Identify each line in the records below that contains the word "Impact", and copy it.

RECORD EXCERPTS =>
++++

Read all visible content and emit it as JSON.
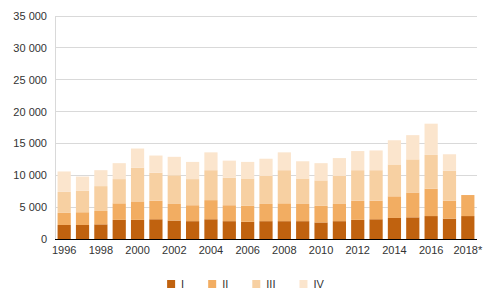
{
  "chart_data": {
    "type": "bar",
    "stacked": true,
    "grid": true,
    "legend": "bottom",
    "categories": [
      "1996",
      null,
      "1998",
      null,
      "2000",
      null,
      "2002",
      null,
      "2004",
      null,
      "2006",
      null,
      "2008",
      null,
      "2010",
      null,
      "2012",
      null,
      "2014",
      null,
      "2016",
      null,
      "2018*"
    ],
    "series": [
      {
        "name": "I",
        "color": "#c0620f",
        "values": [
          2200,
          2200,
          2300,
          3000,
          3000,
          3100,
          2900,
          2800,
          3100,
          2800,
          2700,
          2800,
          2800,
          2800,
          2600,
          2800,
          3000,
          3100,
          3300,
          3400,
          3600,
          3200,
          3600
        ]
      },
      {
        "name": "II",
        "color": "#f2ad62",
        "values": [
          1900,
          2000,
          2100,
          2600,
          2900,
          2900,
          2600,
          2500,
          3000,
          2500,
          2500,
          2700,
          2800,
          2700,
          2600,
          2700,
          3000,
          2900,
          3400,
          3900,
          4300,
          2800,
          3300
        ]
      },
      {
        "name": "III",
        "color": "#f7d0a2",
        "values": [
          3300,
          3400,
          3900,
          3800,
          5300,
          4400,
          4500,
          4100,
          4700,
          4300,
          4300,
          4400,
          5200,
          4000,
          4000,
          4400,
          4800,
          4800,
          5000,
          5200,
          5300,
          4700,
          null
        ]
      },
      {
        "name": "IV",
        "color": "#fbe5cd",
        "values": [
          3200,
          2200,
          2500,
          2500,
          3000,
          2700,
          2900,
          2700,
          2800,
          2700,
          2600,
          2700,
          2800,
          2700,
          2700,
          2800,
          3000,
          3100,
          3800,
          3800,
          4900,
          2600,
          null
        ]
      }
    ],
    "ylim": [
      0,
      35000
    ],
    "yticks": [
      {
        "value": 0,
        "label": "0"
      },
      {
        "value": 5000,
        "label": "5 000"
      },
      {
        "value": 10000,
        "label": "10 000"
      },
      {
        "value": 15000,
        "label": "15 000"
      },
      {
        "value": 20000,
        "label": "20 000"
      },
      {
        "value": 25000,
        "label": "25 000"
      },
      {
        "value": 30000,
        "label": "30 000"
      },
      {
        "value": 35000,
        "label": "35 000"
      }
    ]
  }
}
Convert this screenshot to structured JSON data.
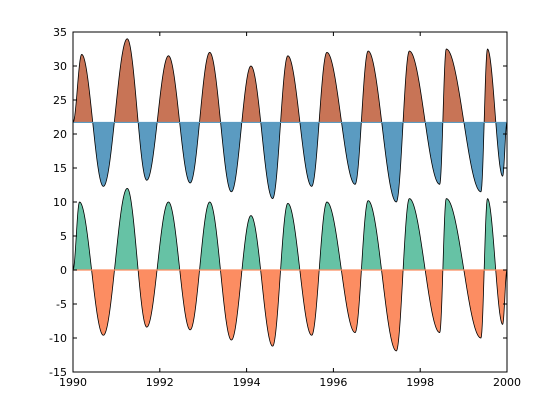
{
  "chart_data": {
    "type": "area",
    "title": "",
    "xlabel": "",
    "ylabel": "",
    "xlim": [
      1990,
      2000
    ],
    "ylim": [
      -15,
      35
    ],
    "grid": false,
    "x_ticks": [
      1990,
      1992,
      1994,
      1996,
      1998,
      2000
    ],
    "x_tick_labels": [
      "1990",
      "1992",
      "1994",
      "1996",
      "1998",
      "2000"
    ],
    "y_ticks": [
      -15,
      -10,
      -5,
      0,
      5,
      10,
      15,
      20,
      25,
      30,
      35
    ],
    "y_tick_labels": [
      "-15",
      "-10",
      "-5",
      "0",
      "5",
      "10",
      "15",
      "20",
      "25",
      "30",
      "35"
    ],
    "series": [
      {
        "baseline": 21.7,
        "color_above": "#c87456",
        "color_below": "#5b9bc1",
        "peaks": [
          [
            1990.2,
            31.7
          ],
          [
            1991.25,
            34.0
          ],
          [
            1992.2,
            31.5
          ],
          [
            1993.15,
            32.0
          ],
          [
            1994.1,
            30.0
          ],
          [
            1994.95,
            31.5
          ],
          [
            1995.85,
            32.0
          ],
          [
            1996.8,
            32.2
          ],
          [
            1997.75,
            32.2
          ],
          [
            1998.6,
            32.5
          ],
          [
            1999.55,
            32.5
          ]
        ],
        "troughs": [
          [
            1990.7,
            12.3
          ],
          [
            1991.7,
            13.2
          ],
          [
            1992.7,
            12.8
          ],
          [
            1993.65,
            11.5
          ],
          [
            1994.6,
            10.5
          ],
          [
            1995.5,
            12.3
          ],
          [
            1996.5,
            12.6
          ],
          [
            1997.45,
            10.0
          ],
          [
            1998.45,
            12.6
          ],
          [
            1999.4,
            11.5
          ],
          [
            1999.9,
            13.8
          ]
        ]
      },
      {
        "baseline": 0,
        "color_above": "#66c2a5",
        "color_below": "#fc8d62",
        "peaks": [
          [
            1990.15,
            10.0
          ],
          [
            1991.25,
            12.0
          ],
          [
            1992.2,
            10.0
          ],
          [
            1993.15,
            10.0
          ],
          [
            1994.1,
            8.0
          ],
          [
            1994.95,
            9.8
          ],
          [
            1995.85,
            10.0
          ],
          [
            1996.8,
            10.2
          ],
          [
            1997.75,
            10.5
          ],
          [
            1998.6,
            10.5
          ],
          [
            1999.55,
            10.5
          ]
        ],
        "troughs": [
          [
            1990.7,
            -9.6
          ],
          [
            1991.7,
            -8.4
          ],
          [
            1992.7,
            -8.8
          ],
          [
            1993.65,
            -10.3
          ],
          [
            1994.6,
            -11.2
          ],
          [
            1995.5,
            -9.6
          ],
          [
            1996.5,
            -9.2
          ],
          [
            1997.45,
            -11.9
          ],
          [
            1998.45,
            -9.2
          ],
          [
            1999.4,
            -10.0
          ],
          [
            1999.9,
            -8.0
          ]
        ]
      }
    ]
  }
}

++++

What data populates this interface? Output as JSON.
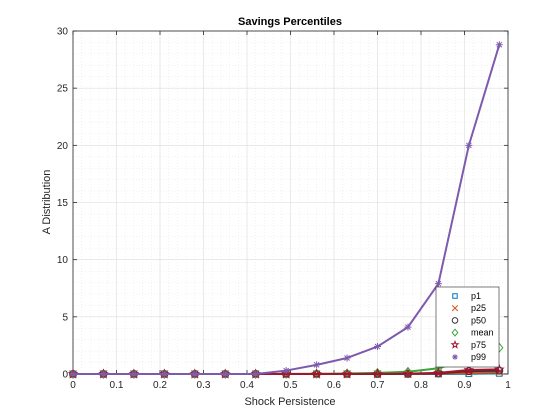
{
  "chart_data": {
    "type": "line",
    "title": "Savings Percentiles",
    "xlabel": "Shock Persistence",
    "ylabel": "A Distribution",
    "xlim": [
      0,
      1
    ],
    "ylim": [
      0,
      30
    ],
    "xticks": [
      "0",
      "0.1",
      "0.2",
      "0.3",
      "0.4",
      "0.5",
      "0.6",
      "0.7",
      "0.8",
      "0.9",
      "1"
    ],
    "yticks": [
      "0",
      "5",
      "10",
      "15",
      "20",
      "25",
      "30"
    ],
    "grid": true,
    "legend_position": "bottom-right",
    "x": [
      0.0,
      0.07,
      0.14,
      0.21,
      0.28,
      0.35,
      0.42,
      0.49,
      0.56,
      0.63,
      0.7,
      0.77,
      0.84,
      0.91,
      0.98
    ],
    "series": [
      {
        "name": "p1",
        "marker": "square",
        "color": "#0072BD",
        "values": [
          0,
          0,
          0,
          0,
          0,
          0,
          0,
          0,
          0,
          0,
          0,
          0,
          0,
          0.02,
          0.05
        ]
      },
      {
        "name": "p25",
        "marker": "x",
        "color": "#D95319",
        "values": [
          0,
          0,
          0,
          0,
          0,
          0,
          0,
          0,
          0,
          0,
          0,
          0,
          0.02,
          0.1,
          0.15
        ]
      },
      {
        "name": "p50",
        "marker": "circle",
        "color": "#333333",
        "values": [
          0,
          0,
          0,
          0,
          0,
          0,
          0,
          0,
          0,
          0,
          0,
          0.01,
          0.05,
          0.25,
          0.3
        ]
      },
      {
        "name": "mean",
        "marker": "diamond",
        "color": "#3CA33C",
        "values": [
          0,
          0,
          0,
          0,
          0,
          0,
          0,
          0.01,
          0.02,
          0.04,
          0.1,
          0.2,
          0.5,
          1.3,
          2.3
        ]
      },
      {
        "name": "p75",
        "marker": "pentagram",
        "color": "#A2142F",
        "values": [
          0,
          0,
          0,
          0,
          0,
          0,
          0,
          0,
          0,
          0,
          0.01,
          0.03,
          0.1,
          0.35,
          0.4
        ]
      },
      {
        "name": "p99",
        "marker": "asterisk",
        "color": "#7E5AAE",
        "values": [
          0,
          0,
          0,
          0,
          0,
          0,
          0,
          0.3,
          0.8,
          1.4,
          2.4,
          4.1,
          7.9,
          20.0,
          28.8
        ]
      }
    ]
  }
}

++++

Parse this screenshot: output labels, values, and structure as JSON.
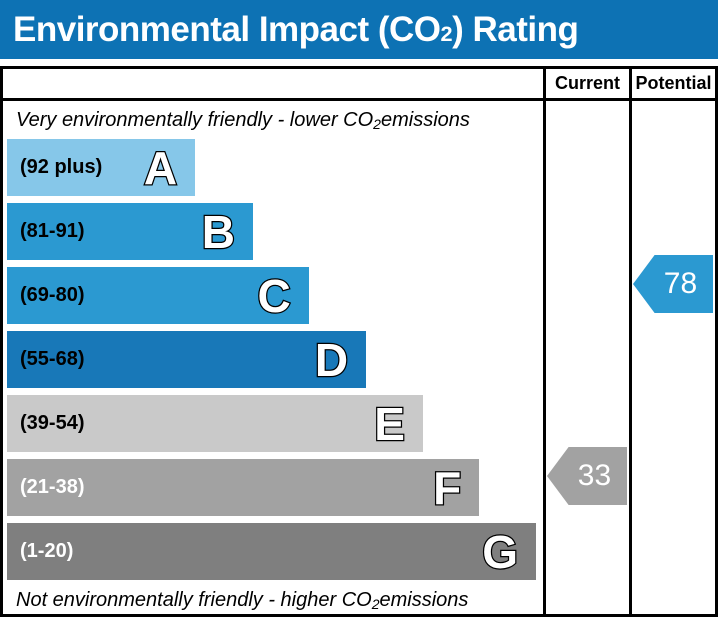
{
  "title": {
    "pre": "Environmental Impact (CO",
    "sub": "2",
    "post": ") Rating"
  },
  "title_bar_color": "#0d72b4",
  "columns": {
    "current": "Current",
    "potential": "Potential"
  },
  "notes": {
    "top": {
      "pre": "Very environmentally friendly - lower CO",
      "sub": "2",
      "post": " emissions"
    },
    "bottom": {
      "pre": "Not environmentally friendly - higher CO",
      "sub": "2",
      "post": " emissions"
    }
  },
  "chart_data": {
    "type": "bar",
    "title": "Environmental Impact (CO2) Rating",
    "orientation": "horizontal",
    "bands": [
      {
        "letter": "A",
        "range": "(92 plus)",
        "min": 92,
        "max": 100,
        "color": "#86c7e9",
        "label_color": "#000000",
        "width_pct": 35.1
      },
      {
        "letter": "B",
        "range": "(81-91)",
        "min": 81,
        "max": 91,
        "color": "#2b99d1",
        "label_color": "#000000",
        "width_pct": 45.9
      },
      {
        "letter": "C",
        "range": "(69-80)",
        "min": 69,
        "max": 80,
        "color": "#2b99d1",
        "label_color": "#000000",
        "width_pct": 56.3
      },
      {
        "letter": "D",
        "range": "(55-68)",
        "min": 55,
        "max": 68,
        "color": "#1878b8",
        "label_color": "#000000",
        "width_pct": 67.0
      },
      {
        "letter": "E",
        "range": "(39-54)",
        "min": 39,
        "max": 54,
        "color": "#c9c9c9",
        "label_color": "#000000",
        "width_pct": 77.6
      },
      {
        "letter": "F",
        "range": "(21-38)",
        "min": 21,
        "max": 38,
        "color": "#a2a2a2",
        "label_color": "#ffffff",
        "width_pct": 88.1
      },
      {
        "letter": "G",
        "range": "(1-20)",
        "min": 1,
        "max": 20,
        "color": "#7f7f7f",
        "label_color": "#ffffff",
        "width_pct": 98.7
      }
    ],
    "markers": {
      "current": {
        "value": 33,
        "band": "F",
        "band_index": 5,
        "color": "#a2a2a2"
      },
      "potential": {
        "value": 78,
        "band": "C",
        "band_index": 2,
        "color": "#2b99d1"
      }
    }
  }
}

++++

OUTPUT FOR THIS TASK =>
    "pre": "Environmental Impact (CO",
    "title": "Environmental Impact (CO2) Rating",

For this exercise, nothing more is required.